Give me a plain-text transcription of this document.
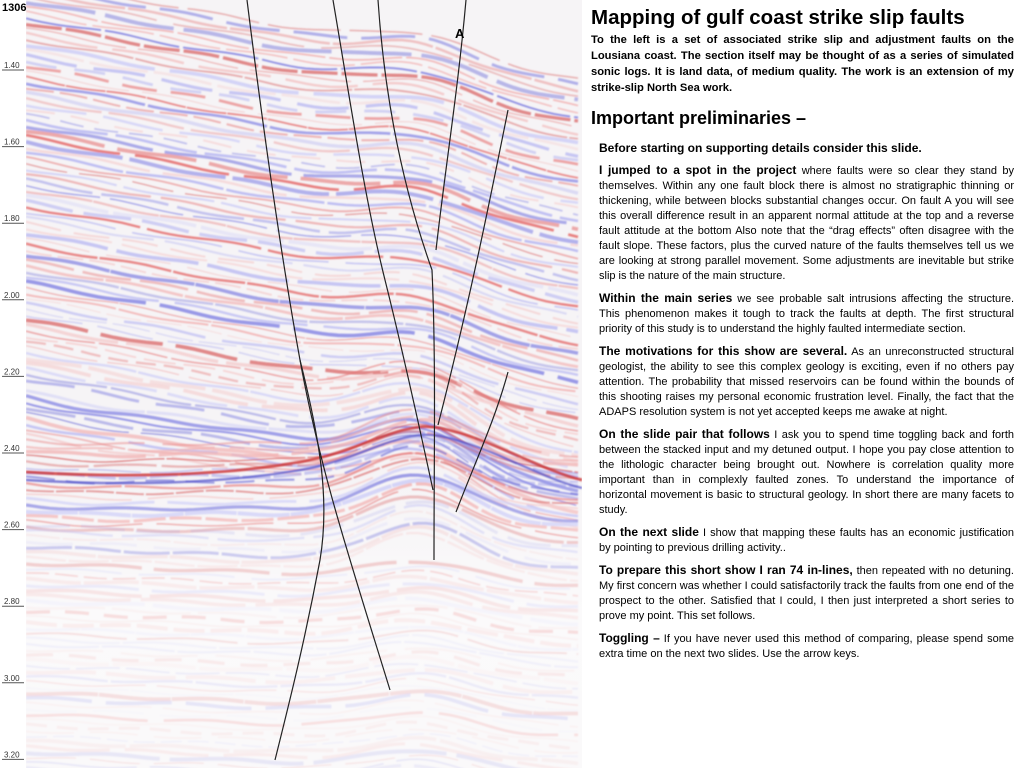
1.40
1.60
1.80
2.00
2.20
2.40
2.60
2.80
3.00
3.20
1306
A
Mapping of gulf coast strike slip faults

To the left is a set of associated strike slip and adjustment faults on the Lousiana coast. The section itself may be thought of as a series of simulated sonic logs. It is land data, of medium quality. The work is an extension of my strike-slip North Sea work.

Important preliminaries –

Before starting on supporting details consider this slide.

I jumped to a spot in the project where faults were so clear they stand by themselves. Within any one fault block there is almost no stratigraphic thinning or thickening, while between blocks substantial changes occur. On fault A you will see this overall difference result in an apparent normal attitude at the top and a reverse fault attitude at the bottom Also note that the “drag effects” often disagree with the fault slope. These factors, plus the curved nature of the faults themselves tell us we are looking at strong parallel movement. Some adjustments are inevitable but strike slip is the nature of the main structure.

Within the main series we see probable salt intrusions affecting the structure. This phenomenon makes it tough to track the faults at depth. The first structural priority of this study is to understand the highly faulted intermediate section.

The motivations for this show are several. As an unreconstructed structural geologist, the ability to see this complex geology is exciting, even if no others pay attention. The probability that missed reservoirs can be found within the bounds of this shooting raises my personal economic frustration level. Finally, the fact that the ADAPS resolution system is not yet accepted keeps me awake at night.

On the slide pair that follows I ask you to spend time toggling back and forth between the stacked input and my detuned output. I hope you pay close attention to the lithologic character being brought out. Nowhere is correlation quality more important than in complexly faulted zones. To understand the importance of horizontal movement is basic to structural geology. In short there are many facets to study.

On the next slide I show that mapping these faults has an economic justification by pointing to previous drilling activity..

To prepare this short show I ran 74 in-lines, then repeated with no detuning. My first concern was whether I could satisfactorily track the faults from one end of the prospect to the other. Satisfied that I could, I then just interpreted a short series to prove my point. This set follows.

Toggling – If you have never used this method of comparing, please spend some extra time on the next two slides. Use the arrow keys.
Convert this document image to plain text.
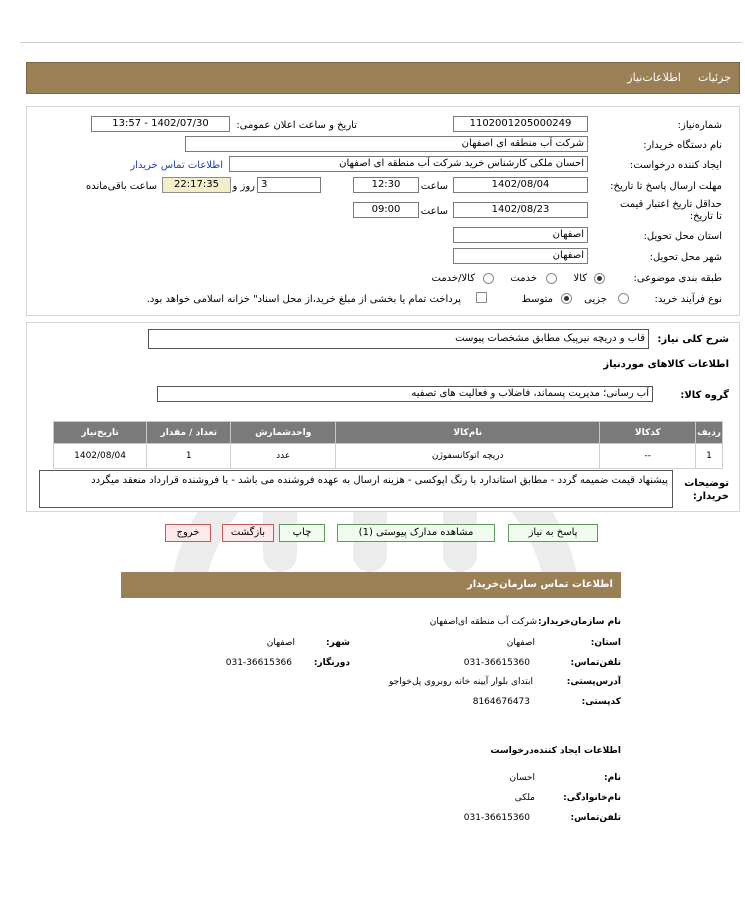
جزئیات
اطلاعات‌نیاز
شماره‌نیاز:
1102001205000249
تاریخ و ساعت اعلان عمومی:
1402/07/30 - 13:57
نام دستگاه خریدار:
شرکت آب منطقه ای اصفهان
ایجاد کننده درخواست:
احسان ملکی کارشناس خرید شرکت آب منطقه ای اصفهان
اطلاعات تماس خریدار
مهلت ارسال پاسخ تا تاریخ:
1402/08/04
ساعت
12:30
3
روز و
22:17:35
ساعت باقی‌مانده
حداقل تاریخ اعتبار قیمت
تا تاریخ:
1402/08/23
ساعت
09:00
استان محل تحویل:
اصفهان
شهر محل تحویل:
اصفهان
طبقه بندی موضوعی:
کالا
خدمت
کالا/خدمت
نوع فرآیند خرید:
جزیی
متوسط
پرداخت تمام یا بخشی از مبلغ خرید،از محل اسناد" خزانه اسلامی خواهد بود.
شرح کلی نیاز:
قاب و دریچه نیرپیک مطابق مشخصات پیوست
اطلاعات کالاهای موردنیاز
گروه کالا:
آب رسانی؛ مدیریت پسماند، فاضلاب و فعالیت های تصفیه
ردیف	کدکالا	نام‌کالا	واحدشمارش	تعداد / مقدار	تاریخ‌نیاز
1	--	دریچه اتوکانسفوژن	عدد	1	1402/08/04
توضیحات خریدار:
پیشنهاد قیمت ضمیمه گردد - مطابق استاندارد با رنگ اپوکسی - هزینه ارسال به عهده فروشنده می باشد - با فروشنده قرارداد منعقد میگردد
پاسخ به نیاز
مشاهده مدارک پیوستی (1)
چاپ
بازگشت
خروج
اطلاعات تماس سازمان‌خریدار
نام سازمان‌خریدار:
شرکت آب منطقه ای‌اصفهان
استان:
اصفهان
شهر:
اصفهان
تلفن‌تماس:
031-36615360
دورنگار:
031-36615366
آدرس‌پستی:
ابتدای بلوار آیینه خانه روبروی پل‌خواجو
کدپستی:
8164676473
اطلاعات ایجاد کننده‌درخواست
نام:
احسان
نام‌خانوادگی:
ملکی
تلفن‌تماس:
031-36615360
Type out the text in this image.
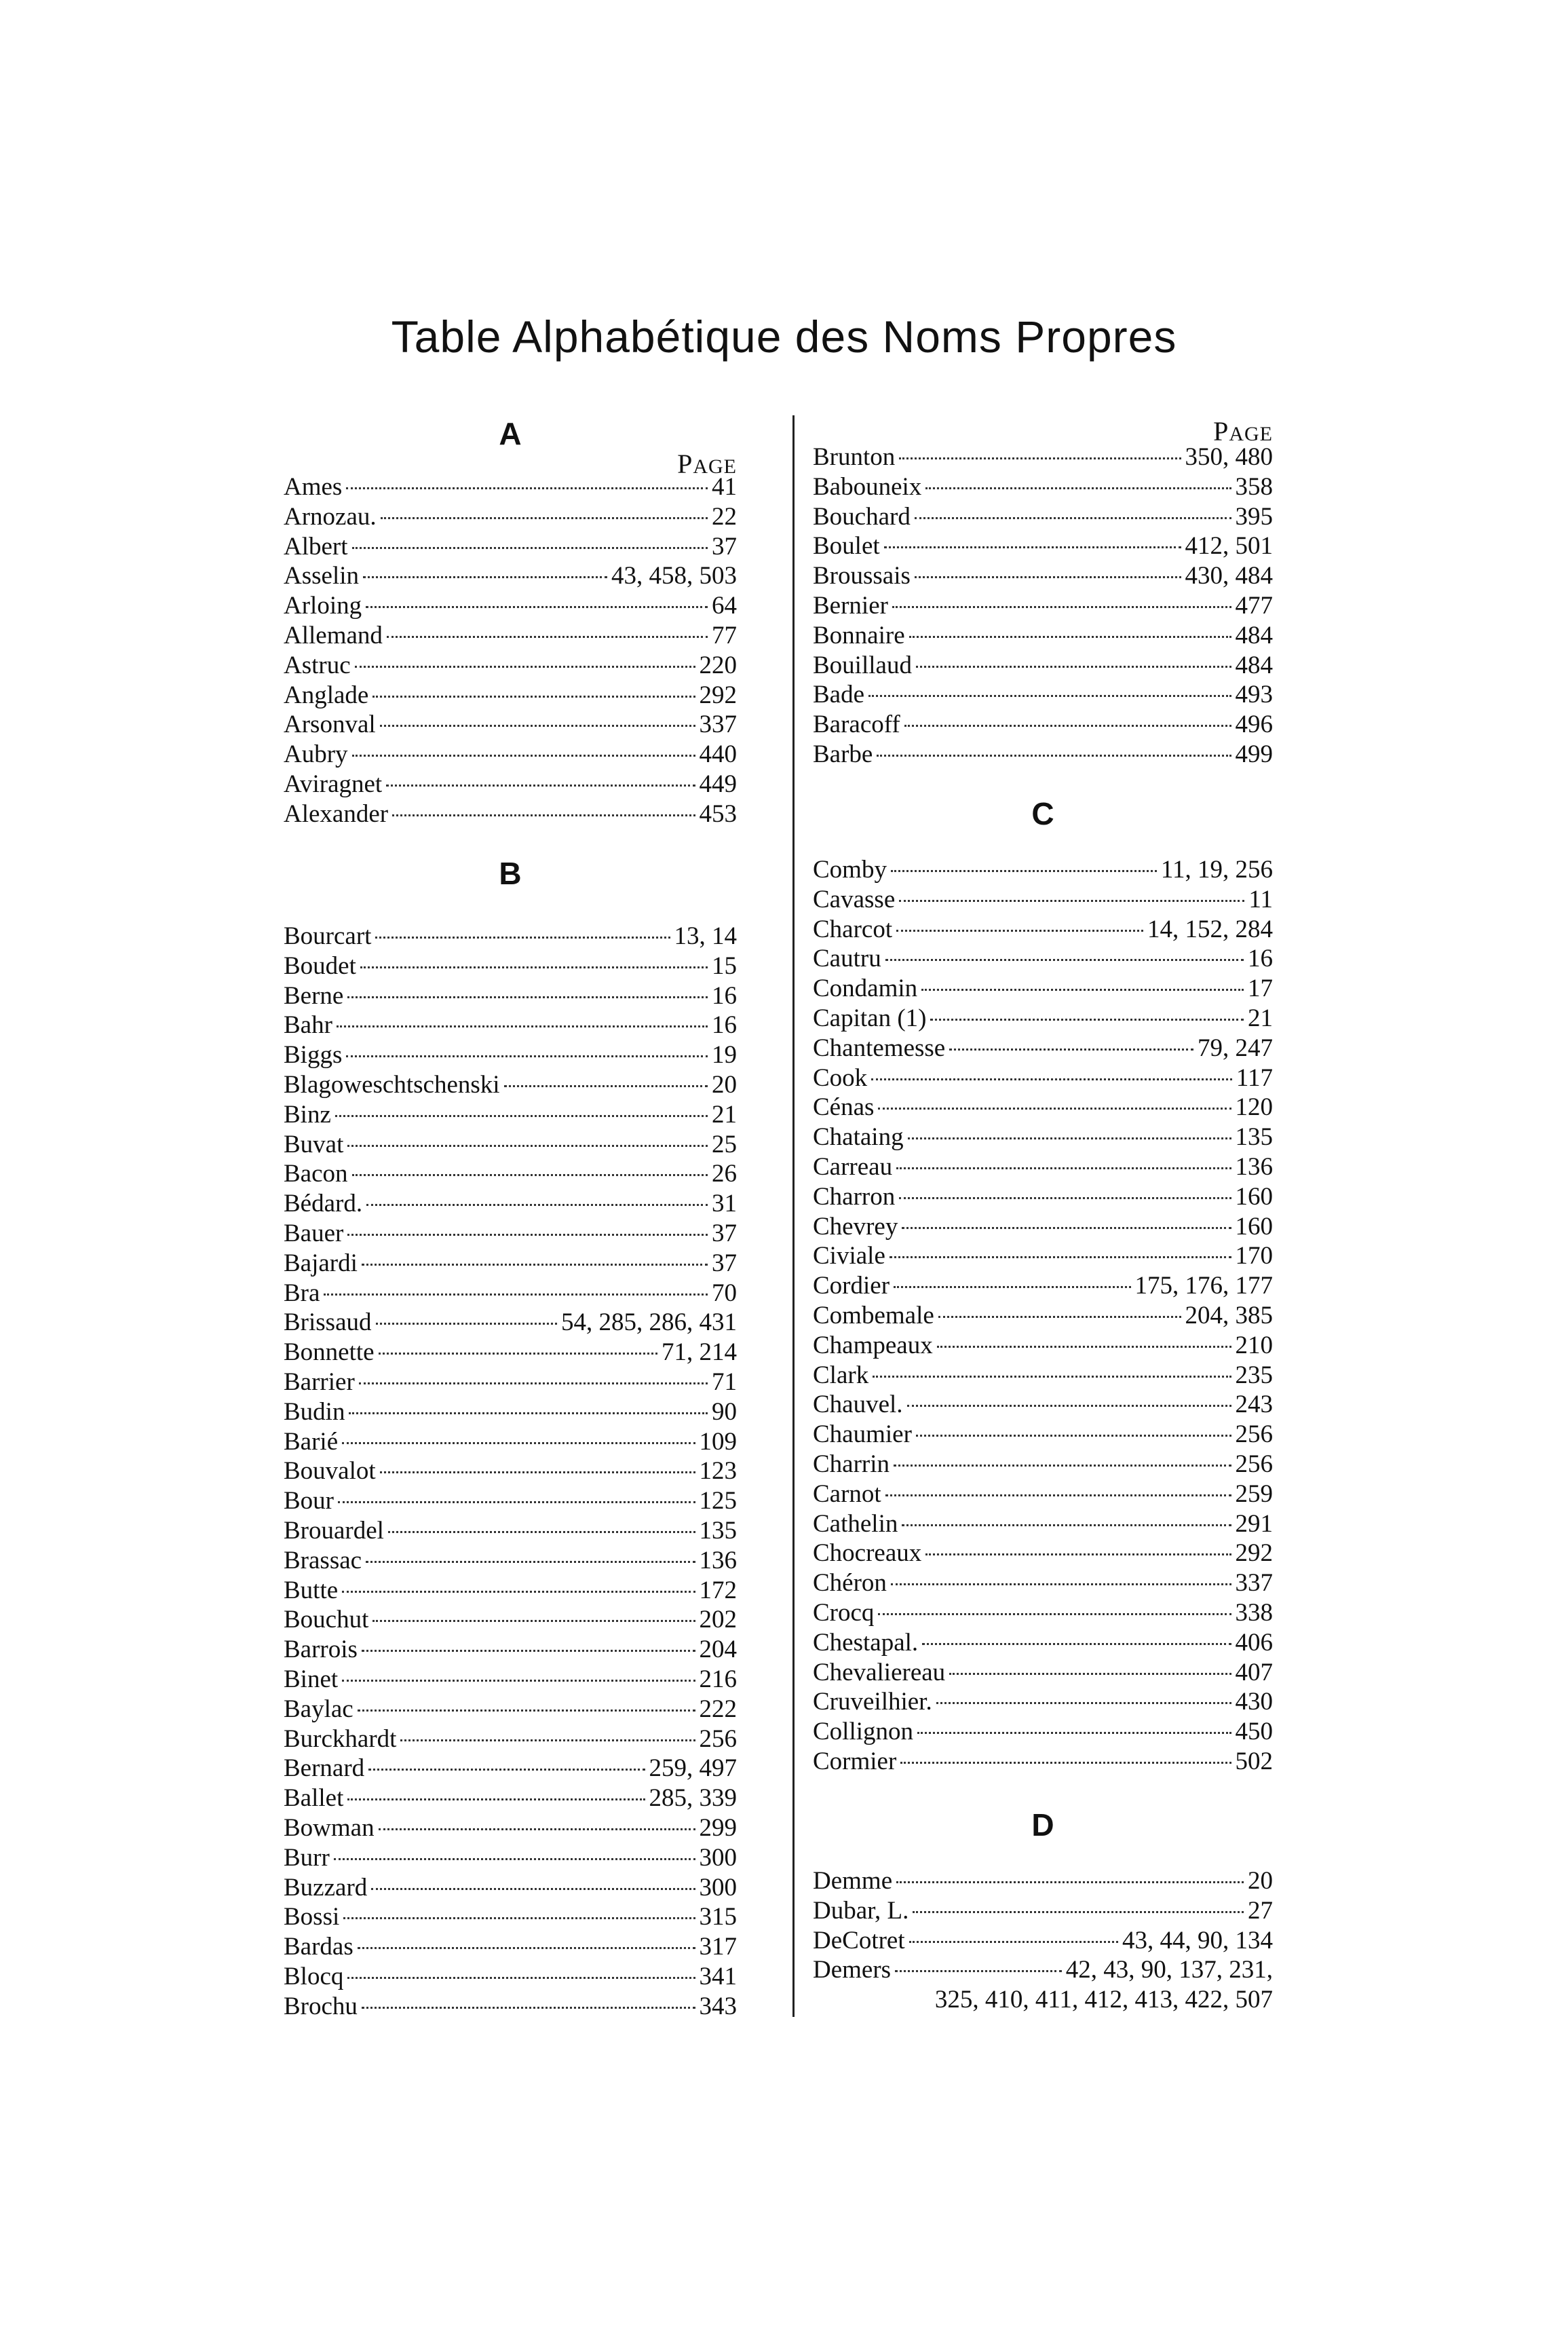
Table Alphabétique des Noms Propres
A
PAGE
Ames	41
Arnozau.	22
Albert	37
Asselin	43, 458, 503
Arloing	64
Allemand	77
Astruc	220
Anglade	292
Arsonval	337
Aubry	440
Aviragnet	449
Alexander	453
B
Bourcart	13, 14
Boudet	15
Berne	16
Bahr	16
Biggs	19
Blagoweschtschenski	20
Binz	21
Buvat	25
Bacon	26
Bédard.	31
Bauer	37
Bajardi	37
Bra	70
Brissaud	54, 285, 286, 431
Bonnette	71, 214
Barrier	71
Budin	90
Barié	109
Bouvalot	123
Bour	125
Brouardel	135
Brassac	136
Butte	172
Bouchut	202
Barrois	204
Binet	216
Baylac	222
Burckhardt	256
Bernard	259, 497
Ballet	285, 339
Bowman	299
Burr	300
Buzzard	300
Bossi	315
Bardas	317
Blocq	341
Brochu	343
PAGE
Brunton	350, 480
Babouneix	358
Bouchard	395
Boulet	412, 501
Broussais	430, 484
Bernier	477
Bonnaire	484
Bouillaud	484
Bade	493
Baracoff	496
Barbe	499
C
Comby	11, 19, 256
Cavasse	11
Charcot	14, 152, 284
Cautru	16
Condamin	17
Capitan (1)	21
Chantemesse	79, 247
Cook	117
Cénas	120
Chataing	135
Carreau	136
Charron	160
Chevrey	160
Civiale	170
Cordier	175, 176, 177
Combemale	204, 385
Champeaux	210
Clark	235
Chauvel.	243
Chaumier	256
Charrin	256
Carnot	259
Cathelin	291
Chocreaux	292
Chéron	337
Crocq	338
Chestapal.	406
Chevaliereau	407
Cruveilhier.	430
Collignon	450
Cormier	502
D
Demme	20
Dubar, L.	27
DeCotret	43, 44, 90, 134
Demers	42, 43, 90, 137, 231,
325, 410, 411, 412, 413, 422, 507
:::
Omit every picture while copying the listing above exactly.

**Reply:**
Give me a plain-text transcription of this document.
1.40
1.60
1.80
2.00
2.20
2.40
2.60
2.80
3.00
3.20
1306
A
Mapping of gulf coast strike slip faults

To the left is a set of associated strike slip and adjustment faults on the Lousiana coast. The section itself may be thought of as a series of simulated sonic logs. It is land data, of medium quality. The work is an extension of my strike-slip North Sea work.

Important preliminaries –

Before starting on supporting details consider this slide.

I jumped to a spot in the project where faults were so clear they stand by themselves. Within any one fault block there is almost no stratigraphic thinning or thickening, while between blocks substantial changes occur. On fault A you will see this overall difference result in an apparent normal attitude at the top and a reverse fault attitude at the bottom Also note that the “drag effects” often disagree with the fault slope. These factors, plus the curved nature of the faults themselves tell us we are looking at strong parallel movement. Some adjustments are inevitable but strike slip is the nature of the main structure.

Within the main series we see probable salt intrusions affecting the structure. This phenomenon makes it tough to track the faults at depth. The first structural priority of this study is to understand the highly faulted intermediate section.

The motivations for this show are several. As an unreconstructed structural geologist, the ability to see this complex geology is exciting, even if no others pay attention. The probability that missed reservoirs can be found within the bounds of this shooting raises my personal economic frustration level. Finally, the fact that the ADAPS resolution system is not yet accepted keeps me awake at night.

On the slide pair that follows I ask you to spend time toggling back and forth between the stacked input and my detuned output. I hope you pay close attention to the lithologic character being brought out. Nowhere is correlation quality more important than in complexly faulted zones. To understand the importance of horizontal movement is basic to structural geology. In short there are many facets to study.

On the next slide I show that mapping these faults has an economic justification by pointing to previous drilling activity..

To prepare this short show I ran 74 in-lines, then repeated with no detuning. My first concern was whether I could satisfactorily track the faults from one end of the prospect to the other. Satisfied that I could, I then just interpreted a short series to prove my point. This set follows.

Toggling – If you have never used this method of comparing, please spend some extra time on the next two slides. Use the arrow keys.
Convert this document image to plain text.
جزئیات
اطلاعات‌نیاز
شماره‌نیاز:
1102001205000249
تاریخ و ساعت اعلان عمومی:
1402/07/30 - 13:57
نام دستگاه خریدار:
شرکت آب منطقه ای اصفهان
ایجاد کننده درخواست:
احسان ملکی کارشناس خرید شرکت آب منطقه ای اصفهان
اطلاعات تماس خریدار
مهلت ارسال پاسخ تا تاریخ:
1402/08/04
ساعت
12:30
3
روز و
22:17:35
ساعت باقی‌مانده
حداقل تاریخ اعتبار قیمت
تا تاریخ:
1402/08/23
ساعت
09:00
استان محل تحویل:
اصفهان
شهر محل تحویل:
اصفهان
طبقه بندی موضوعی:
کالا
خدمت
کالا/خدمت
نوع فرآیند خرید:
جزیی
متوسط
پرداخت تمام یا بخشی از مبلغ خرید،از محل اسناد" خزانه اسلامی خواهد بود.
شرح کلی نیاز:
قاب و دریچه نیرپیک مطابق مشخصات پیوست
اطلاعات کالاهای موردنیاز
گروه کالا:
آب رسانی؛ مدیریت پسماند، فاضلاب و فعالیت های تصفیه
ردیف	کدکالا	نام‌کالا	واحدشمارش	تعداد / مقدار	تاریخ‌نیاز
1	--	دریچه اتوکانسفوژن	عدد	1	1402/08/04
توضیحات خریدار:
پیشنهاد قیمت ضمیمه گردد - مطابق استاندارد با رنگ اپوکسی - هزینه ارسال به عهده فروشنده می باشد - با فروشنده قرارداد منعقد میگردد
پاسخ به نیاز
مشاهده مدارک پیوستی (1)
چاپ
بازگشت
خروج
اطلاعات تماس سازمان‌خریدار
نام سازمان‌خریدار:
شرکت آب منطقه ای‌اصفهان
استان:
اصفهان
شهر:
اصفهان
تلفن‌تماس:
031-36615360
دورنگار:
031-36615366
آدرس‌پستی:
ابتدای بلوار آیینه خانه روبروی پل‌خواجو
کدپستی:
8164676473
اطلاعات ایجاد کننده‌درخواست
نام:
احسان
نام‌خانوادگی:
ملکی
تلفن‌تماس:
031-36615360
Type out the text in this image.
Table Alphabétique des Noms Propres
A
PAGE
Ames	41
Arnozau.	22
Albert	37
Asselin	43, 458, 503
Arloing	64
Allemand	77
Astruc	220
Anglade	292
Arsonval	337
Aubry	440
Aviragnet	449
Alexander	453
B
Bourcart	13, 14
Boudet	15
Berne	16
Bahr	16
Biggs	19
Blagoweschtschenski	20
Binz	21
Buvat	25
Bacon	26
Bédard.	31
Bauer	37
Bajardi	37
Bra	70
Brissaud	54, 285, 286, 431
Bonnette	71, 214
Barrier	71
Budin	90
Barié	109
Bouvalot	123
Bour	125
Brouardel	135
Brassac	136
Butte	172
Bouchut	202
Barrois	204
Binet	216
Baylac	222
Burckhardt	256
Bernard	259, 497
Ballet	285, 339
Bowman	299
Burr	300
Buzzard	300
Bossi	315
Bardas	317
Blocq	341
Brochu	343
PAGE
Brunton	350, 480
Babouneix	358
Bouchard	395
Boulet	412, 501
Broussais	430, 484
Bernier	477
Bonnaire	484
Bouillaud	484
Bade	493
Baracoff	496
Barbe	499
C
Comby	11, 19, 256
Cavasse	11
Charcot	14, 152, 284
Cautru	16
Condamin	17
Capitan (1)	21
Chantemesse	79, 247
Cook	117
Cénas	120
Chataing	135
Carreau	136
Charron	160
Chevrey	160
Civiale	170
Cordier	175, 176, 177
Combemale	204, 385
Champeaux	210
Clark	235
Chauvel.	243
Chaumier	256
Charrin	256
Carnot	259
Cathelin	291
Chocreaux	292
Chéron	337
Crocq	338
Chestapal.	406
Chevaliereau	407
Cruveilhier.	430
Collignon	450
Cormier	502
D
Demme	20
Dubar, L.	27
DeCotret	43, 44, 90, 134
Demers	42, 43, 90, 137, 231,
325, 410, 411, 412, 413, 422, 507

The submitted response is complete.